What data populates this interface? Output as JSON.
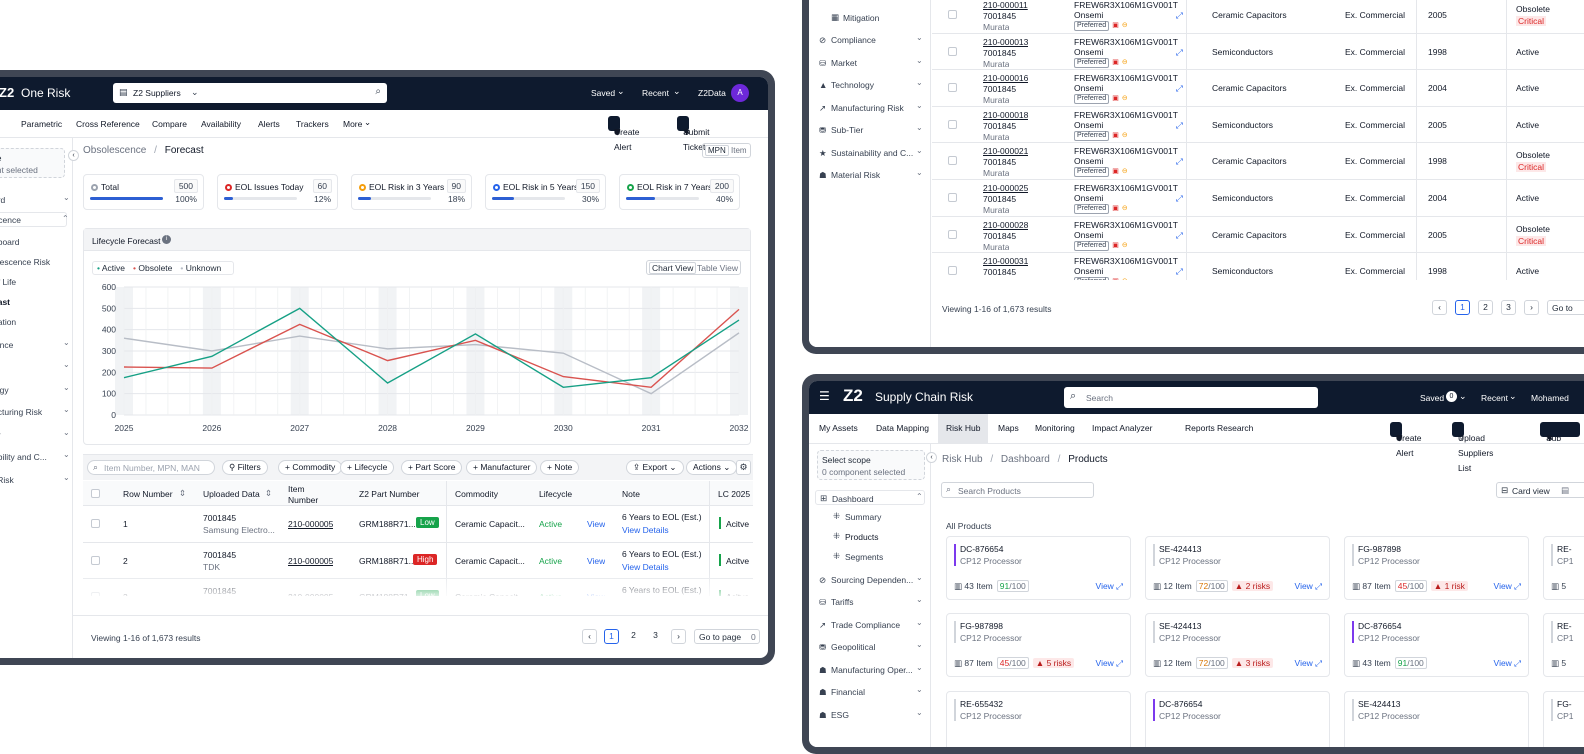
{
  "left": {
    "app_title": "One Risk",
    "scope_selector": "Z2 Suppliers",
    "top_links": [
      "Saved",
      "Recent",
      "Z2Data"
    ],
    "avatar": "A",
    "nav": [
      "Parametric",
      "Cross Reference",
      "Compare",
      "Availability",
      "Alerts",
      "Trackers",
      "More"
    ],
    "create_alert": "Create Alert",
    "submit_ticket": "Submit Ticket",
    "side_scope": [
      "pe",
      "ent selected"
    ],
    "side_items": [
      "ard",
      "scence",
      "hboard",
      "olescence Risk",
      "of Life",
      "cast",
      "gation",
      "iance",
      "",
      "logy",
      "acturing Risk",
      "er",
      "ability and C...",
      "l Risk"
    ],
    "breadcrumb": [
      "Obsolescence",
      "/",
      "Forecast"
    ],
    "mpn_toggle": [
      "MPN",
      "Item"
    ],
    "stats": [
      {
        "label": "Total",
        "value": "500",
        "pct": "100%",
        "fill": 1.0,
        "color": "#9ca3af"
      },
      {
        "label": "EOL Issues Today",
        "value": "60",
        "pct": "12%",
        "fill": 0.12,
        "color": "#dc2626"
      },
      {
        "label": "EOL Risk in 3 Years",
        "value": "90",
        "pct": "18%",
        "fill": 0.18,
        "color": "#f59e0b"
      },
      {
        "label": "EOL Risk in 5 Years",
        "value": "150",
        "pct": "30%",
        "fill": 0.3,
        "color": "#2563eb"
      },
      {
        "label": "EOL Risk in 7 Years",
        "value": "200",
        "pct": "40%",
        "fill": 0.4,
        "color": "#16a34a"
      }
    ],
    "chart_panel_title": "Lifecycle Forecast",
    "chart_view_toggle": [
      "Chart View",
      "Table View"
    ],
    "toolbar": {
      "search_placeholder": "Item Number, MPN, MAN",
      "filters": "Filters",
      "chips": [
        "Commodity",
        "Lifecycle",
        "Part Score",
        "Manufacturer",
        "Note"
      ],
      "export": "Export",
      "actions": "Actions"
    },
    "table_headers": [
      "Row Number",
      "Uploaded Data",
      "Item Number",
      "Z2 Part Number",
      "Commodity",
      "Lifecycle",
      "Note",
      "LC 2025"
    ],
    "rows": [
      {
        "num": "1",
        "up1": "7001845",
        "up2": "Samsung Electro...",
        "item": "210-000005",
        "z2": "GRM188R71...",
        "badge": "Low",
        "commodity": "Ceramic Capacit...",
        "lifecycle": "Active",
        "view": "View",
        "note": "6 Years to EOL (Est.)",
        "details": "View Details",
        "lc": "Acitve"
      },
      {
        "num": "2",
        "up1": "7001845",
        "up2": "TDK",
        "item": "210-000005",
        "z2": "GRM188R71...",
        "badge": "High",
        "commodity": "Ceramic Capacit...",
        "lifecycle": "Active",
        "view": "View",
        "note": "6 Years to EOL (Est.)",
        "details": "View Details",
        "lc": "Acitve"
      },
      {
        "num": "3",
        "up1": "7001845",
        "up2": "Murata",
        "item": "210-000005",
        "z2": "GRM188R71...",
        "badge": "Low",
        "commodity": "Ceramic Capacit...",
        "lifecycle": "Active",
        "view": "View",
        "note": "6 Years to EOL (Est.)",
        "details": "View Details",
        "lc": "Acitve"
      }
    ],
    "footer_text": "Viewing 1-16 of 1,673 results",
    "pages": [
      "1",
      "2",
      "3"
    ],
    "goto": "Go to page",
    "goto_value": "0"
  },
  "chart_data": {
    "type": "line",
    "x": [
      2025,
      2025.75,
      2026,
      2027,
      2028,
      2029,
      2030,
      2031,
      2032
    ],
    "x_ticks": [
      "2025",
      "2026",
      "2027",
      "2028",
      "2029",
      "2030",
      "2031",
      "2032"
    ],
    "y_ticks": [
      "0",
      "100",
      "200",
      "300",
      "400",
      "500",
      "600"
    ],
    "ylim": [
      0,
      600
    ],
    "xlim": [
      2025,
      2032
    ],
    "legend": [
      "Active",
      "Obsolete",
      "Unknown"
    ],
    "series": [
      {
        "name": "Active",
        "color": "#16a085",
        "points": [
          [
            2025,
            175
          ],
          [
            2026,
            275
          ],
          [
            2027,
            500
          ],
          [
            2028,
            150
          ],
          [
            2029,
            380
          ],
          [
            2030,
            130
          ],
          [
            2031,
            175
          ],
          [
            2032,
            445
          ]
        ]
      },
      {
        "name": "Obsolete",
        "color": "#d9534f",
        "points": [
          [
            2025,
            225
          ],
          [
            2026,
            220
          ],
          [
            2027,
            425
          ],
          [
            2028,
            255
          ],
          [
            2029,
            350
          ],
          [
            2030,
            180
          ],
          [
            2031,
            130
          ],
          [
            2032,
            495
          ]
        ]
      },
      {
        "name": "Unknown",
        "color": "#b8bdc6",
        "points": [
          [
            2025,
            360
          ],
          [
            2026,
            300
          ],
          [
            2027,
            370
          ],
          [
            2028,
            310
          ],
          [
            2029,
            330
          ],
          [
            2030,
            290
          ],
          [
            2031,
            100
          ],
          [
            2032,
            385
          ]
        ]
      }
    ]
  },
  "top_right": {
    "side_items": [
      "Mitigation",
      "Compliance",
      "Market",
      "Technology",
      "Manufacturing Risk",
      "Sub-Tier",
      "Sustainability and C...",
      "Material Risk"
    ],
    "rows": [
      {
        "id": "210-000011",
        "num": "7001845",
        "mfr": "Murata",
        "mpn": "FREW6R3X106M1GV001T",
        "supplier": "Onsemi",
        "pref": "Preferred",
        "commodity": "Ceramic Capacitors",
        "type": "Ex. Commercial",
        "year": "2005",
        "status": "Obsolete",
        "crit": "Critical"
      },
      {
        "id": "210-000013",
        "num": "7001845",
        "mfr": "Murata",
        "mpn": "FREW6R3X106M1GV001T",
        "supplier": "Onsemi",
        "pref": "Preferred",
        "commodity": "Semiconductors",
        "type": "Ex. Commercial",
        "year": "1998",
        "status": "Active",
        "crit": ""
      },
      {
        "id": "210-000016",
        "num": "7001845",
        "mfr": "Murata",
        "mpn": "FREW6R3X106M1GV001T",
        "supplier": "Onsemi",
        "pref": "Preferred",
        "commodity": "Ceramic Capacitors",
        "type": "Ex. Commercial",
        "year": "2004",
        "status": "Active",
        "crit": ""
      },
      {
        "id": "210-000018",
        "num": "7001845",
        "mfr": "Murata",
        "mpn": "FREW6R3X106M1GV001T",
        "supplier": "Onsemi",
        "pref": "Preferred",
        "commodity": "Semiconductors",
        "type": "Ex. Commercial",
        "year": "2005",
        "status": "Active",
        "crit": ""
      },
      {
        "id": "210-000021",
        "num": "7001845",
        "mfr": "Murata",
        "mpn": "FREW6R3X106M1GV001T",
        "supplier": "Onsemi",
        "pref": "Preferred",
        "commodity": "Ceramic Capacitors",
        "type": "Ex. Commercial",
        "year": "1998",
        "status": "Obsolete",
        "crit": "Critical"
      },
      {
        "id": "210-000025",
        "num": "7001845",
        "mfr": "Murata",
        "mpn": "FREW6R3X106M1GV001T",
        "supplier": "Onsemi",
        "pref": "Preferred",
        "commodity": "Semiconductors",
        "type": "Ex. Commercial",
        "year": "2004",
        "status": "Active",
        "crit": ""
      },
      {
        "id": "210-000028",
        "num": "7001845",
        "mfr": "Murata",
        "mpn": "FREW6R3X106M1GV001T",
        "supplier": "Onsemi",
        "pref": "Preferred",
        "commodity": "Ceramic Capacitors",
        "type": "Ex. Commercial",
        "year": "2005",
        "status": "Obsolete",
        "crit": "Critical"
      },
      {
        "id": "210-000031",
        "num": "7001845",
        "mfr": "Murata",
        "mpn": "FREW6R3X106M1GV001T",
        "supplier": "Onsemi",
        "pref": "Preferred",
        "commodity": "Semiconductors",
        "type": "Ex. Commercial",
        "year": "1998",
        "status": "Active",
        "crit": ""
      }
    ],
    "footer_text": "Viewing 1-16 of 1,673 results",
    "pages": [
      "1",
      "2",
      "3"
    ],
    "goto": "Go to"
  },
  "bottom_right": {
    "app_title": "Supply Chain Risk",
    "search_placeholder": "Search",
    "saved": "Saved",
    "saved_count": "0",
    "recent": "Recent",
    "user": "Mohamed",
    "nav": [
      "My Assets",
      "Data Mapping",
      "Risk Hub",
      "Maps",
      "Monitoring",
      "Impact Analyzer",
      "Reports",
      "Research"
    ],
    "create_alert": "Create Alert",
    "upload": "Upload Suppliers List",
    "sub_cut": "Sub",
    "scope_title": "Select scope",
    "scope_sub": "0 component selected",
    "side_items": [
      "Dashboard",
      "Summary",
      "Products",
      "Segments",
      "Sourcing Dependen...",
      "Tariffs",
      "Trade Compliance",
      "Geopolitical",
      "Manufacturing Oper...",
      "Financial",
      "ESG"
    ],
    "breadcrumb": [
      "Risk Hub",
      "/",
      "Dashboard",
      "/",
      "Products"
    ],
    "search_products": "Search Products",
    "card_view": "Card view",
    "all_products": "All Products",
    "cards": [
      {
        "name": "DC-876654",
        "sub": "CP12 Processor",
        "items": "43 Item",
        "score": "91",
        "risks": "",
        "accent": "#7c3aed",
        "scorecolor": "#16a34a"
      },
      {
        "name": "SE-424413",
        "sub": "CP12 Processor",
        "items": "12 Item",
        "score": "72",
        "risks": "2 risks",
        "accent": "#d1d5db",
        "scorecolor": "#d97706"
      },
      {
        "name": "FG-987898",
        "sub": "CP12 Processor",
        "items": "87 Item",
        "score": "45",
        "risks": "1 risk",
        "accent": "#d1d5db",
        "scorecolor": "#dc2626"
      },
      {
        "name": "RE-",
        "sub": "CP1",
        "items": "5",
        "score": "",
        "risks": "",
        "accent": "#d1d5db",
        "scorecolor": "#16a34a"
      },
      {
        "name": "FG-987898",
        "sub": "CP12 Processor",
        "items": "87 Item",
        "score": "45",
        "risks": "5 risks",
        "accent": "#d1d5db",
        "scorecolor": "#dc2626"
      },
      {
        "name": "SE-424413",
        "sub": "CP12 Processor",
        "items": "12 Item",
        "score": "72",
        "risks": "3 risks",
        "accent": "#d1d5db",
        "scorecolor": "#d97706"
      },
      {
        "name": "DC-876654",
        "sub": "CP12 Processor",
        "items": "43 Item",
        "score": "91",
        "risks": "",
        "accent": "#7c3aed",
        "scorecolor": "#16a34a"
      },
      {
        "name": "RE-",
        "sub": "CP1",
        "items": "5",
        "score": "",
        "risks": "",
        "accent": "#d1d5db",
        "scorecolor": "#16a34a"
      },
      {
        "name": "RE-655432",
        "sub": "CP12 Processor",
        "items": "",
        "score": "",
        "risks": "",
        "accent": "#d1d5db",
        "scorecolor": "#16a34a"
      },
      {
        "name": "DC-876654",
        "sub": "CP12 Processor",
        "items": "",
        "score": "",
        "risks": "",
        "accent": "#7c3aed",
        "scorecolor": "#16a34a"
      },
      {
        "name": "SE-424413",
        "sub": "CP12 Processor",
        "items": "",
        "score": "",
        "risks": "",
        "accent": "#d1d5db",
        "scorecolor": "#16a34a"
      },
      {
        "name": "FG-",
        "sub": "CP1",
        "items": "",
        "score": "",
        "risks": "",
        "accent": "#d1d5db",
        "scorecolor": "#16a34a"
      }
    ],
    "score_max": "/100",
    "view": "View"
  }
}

——

> [YOUR OBJECTIVE]: Scan the lines for the string "fill". Copy out each line that matches.

> [RESPONSE TO THIS TASK]:
        "fill": 1.0,
        "fill": 0.12,
        "fill": 0.18,
        "fill": 0.3,
        "fill": 0.4,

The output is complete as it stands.